(Extracts from a graphics dataset)

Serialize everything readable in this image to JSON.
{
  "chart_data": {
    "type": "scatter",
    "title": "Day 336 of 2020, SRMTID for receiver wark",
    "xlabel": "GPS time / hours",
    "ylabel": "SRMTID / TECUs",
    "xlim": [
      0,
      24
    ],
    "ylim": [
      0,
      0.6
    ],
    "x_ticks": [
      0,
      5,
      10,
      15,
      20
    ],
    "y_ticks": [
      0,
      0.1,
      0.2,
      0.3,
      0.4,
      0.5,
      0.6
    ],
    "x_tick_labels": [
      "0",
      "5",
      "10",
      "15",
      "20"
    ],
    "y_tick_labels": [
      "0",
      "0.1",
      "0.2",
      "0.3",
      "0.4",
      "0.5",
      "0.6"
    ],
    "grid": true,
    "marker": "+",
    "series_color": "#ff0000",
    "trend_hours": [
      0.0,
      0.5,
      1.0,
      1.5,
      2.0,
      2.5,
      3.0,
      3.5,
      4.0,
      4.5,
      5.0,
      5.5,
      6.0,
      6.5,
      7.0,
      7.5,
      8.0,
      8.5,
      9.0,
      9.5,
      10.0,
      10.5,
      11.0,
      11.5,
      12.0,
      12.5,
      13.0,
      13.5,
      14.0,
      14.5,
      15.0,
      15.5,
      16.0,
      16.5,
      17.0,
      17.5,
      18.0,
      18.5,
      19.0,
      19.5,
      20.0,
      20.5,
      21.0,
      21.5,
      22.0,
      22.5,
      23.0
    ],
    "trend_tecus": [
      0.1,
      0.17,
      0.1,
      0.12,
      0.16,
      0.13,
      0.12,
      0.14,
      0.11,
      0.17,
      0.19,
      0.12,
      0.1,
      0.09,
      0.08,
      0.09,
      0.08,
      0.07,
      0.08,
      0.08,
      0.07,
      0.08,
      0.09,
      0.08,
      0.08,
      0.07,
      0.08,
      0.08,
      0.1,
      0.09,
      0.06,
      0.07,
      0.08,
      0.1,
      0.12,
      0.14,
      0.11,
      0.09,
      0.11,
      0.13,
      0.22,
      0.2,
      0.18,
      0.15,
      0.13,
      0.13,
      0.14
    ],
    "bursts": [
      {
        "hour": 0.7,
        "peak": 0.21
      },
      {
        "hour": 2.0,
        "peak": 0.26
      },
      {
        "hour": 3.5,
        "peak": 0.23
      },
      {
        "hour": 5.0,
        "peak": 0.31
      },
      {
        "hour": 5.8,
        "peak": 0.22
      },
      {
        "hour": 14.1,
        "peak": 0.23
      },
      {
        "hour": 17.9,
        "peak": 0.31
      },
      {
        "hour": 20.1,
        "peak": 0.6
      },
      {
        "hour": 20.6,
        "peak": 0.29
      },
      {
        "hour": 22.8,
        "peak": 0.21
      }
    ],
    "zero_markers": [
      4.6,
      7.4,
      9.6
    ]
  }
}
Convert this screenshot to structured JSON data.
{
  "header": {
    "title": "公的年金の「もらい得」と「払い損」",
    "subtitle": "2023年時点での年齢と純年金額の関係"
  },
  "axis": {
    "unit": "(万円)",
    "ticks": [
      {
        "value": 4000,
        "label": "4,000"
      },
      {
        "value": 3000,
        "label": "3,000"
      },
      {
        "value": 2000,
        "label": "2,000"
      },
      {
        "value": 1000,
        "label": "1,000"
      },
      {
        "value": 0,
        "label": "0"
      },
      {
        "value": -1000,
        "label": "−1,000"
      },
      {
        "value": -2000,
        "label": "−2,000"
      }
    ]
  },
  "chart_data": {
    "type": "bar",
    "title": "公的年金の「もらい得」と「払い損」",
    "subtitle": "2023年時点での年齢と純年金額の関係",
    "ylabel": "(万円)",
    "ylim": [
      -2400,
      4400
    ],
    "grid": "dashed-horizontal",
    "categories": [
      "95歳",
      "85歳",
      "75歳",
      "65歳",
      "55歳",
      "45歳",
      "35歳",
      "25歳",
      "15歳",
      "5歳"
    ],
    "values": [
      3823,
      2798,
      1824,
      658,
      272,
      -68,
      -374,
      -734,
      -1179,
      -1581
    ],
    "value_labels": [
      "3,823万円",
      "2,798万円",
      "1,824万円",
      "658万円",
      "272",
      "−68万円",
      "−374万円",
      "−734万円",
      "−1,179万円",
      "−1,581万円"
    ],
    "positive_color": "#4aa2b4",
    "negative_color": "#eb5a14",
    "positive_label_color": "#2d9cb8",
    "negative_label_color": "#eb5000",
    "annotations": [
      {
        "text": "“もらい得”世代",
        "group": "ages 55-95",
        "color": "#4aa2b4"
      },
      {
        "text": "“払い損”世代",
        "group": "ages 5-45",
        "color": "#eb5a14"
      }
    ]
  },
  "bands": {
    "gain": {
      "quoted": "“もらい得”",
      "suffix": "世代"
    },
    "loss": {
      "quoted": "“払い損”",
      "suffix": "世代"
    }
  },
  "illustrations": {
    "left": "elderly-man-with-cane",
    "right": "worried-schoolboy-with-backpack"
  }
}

SET EXERCISE ::
Show the lines from the data above that contain the string "もらい得".

EXERCISE SOLUTION ::
    "title": "公的年金の「もらい得」と「払い損」",
    "title": "公的年金の「もらい得」と「払い損」",
        "text": "“もらい得”世代",
      "quoted": "“もらい得”",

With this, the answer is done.